Wherever the string "mark" appears in a line, extract that line.

━━ Records for this task

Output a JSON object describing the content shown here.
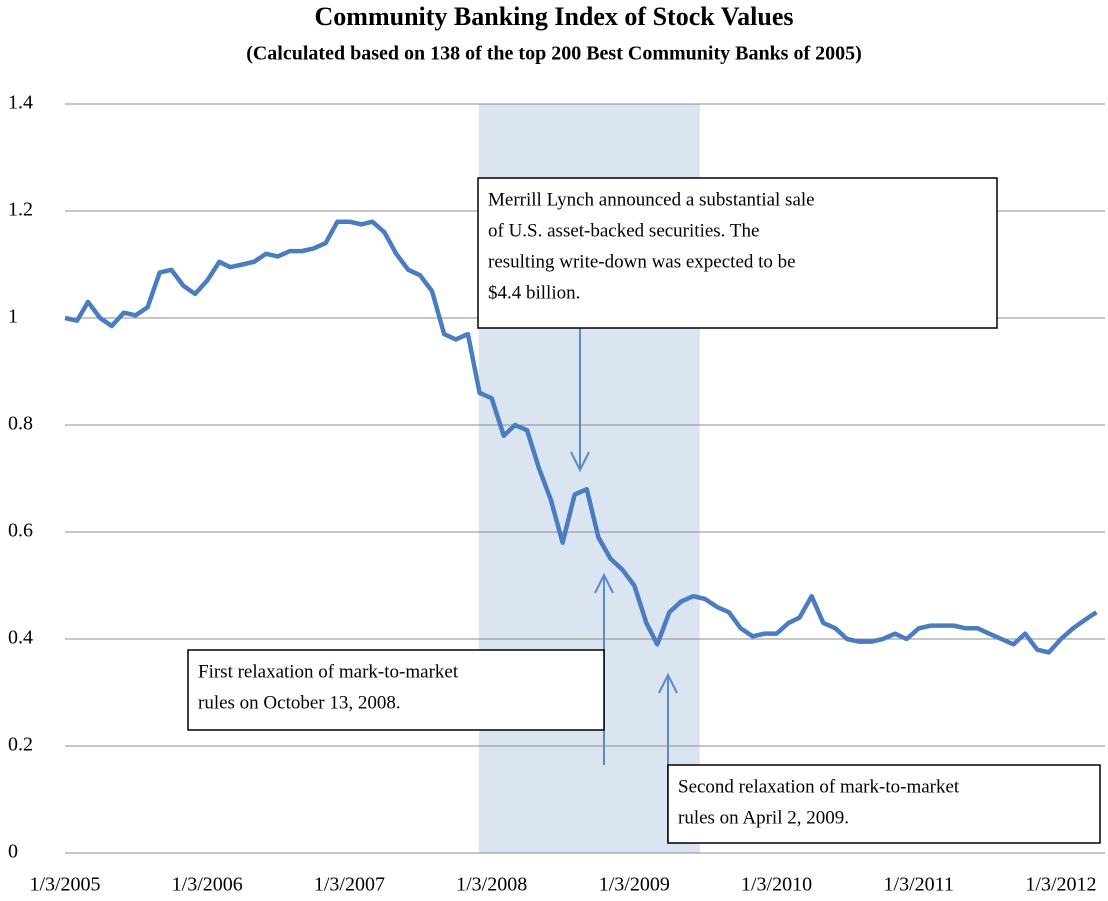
{
  "chart_data": {
    "type": "line",
    "title": "Community Banking Index of Stock Values",
    "subtitle": "(Calculated based on 138 of the top 200 Best Community Banks of 2005)",
    "x": [
      "2005-01-03",
      "2005-02-03",
      "2005-03-03",
      "2005-04-03",
      "2005-05-03",
      "2005-06-03",
      "2005-07-03",
      "2005-08-03",
      "2005-09-03",
      "2005-10-03",
      "2005-11-03",
      "2005-12-03",
      "2006-01-03",
      "2006-02-03",
      "2006-03-03",
      "2006-04-03",
      "2006-05-03",
      "2006-06-03",
      "2006-07-03",
      "2006-08-03",
      "2006-09-03",
      "2006-10-03",
      "2006-11-03",
      "2006-12-03",
      "2007-01-03",
      "2007-02-03",
      "2007-03-03",
      "2007-04-03",
      "2007-05-03",
      "2007-06-03",
      "2007-07-03",
      "2007-08-03",
      "2007-09-03",
      "2007-10-03",
      "2007-11-03",
      "2007-12-03",
      "2008-01-03",
      "2008-02-03",
      "2008-03-03",
      "2008-04-03",
      "2008-05-03",
      "2008-06-03",
      "2008-07-03",
      "2008-08-03",
      "2008-09-03",
      "2008-10-03",
      "2008-11-03",
      "2008-12-03",
      "2009-01-03",
      "2009-02-03",
      "2009-03-03",
      "2009-04-03",
      "2009-05-03",
      "2009-06-03",
      "2009-07-03",
      "2009-08-03",
      "2009-09-03",
      "2009-10-03",
      "2009-11-03",
      "2009-12-03",
      "2010-01-03",
      "2010-02-03",
      "2010-03-03",
      "2010-04-03",
      "2010-05-03",
      "2010-06-03",
      "2010-07-03",
      "2010-08-03",
      "2010-09-03",
      "2010-10-03",
      "2010-11-03",
      "2010-12-03",
      "2011-01-03",
      "2011-02-03",
      "2011-03-03",
      "2011-04-03",
      "2011-05-03",
      "2011-06-03",
      "2011-07-03",
      "2011-08-03",
      "2011-09-03",
      "2011-10-03",
      "2011-11-03",
      "2011-12-03",
      "2012-01-03",
      "2012-02-03",
      "2012-03-03",
      "2012-04-03"
    ],
    "series": [
      {
        "color": "#4a7dbf",
        "values": [
          1.0,
          0.995,
          1.03,
          1.0,
          0.985,
          1.01,
          1.005,
          1.02,
          1.085,
          1.09,
          1.06,
          1.045,
          1.07,
          1.105,
          1.095,
          1.1,
          1.105,
          1.12,
          1.115,
          1.125,
          1.125,
          1.13,
          1.14,
          1.18,
          1.18,
          1.175,
          1.18,
          1.16,
          1.12,
          1.09,
          1.08,
          1.05,
          0.97,
          0.96,
          0.97,
          0.86,
          0.85,
          0.78,
          0.8,
          0.79,
          0.72,
          0.66,
          0.58,
          0.67,
          0.68,
          0.59,
          0.55,
          0.53,
          0.5,
          0.43,
          0.39,
          0.45,
          0.47,
          0.48,
          0.475,
          0.46,
          0.45,
          0.42,
          0.405,
          0.41,
          0.41,
          0.43,
          0.44,
          0.48,
          0.43,
          0.42,
          0.4,
          0.395,
          0.395,
          0.4,
          0.41,
          0.4,
          0.42,
          0.425,
          0.425,
          0.425,
          0.42,
          0.42,
          0.41,
          0.4,
          0.39,
          0.41,
          0.38,
          0.375,
          0.4,
          0.42,
          0.435,
          0.45
        ]
      }
    ],
    "xlim": [
      "2005-01-03",
      "2012-04-25"
    ],
    "xticks": [
      {
        "value": "2005-01-03",
        "label": "1/3/2005"
      },
      {
        "value": "2006-01-03",
        "label": "1/3/2006"
      },
      {
        "value": "2007-01-03",
        "label": "1/3/2007"
      },
      {
        "value": "2008-01-03",
        "label": "1/3/2008"
      },
      {
        "value": "2009-01-03",
        "label": "1/3/2009"
      },
      {
        "value": "2010-01-03",
        "label": "1/3/2010"
      },
      {
        "value": "2011-01-03",
        "label": "1/3/2011"
      },
      {
        "value": "2012-01-03",
        "label": "1/3/2012"
      }
    ],
    "ylim": [
      0,
      1.4
    ],
    "yticks": [
      0,
      0.2,
      0.4,
      0.6,
      0.8,
      1,
      1.2,
      1.4
    ],
    "grid": true,
    "shaded_span": {
      "start": "2007-12-01",
      "end": "2009-06-20",
      "color": "#dbe4f1"
    },
    "annotations": [
      {
        "lines": [
          "Merrill Lynch announced a substantial sale",
          "of U.S. asset-backed securities.  The",
          "resulting write-down was expected to be",
          "$4.4 billion."
        ]
      },
      {
        "lines": [
          "First relaxation of mark-to-market",
          "rules on October 13, 2008."
        ]
      },
      {
        "lines": [
          "Second relaxation of mark-to-market",
          "rules on April 2, 2009."
        ]
      }
    ]
  }
}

━━━━

Correct output:
          "First relaxation of mark-to-market",
          "Second relaxation of mark-to-market",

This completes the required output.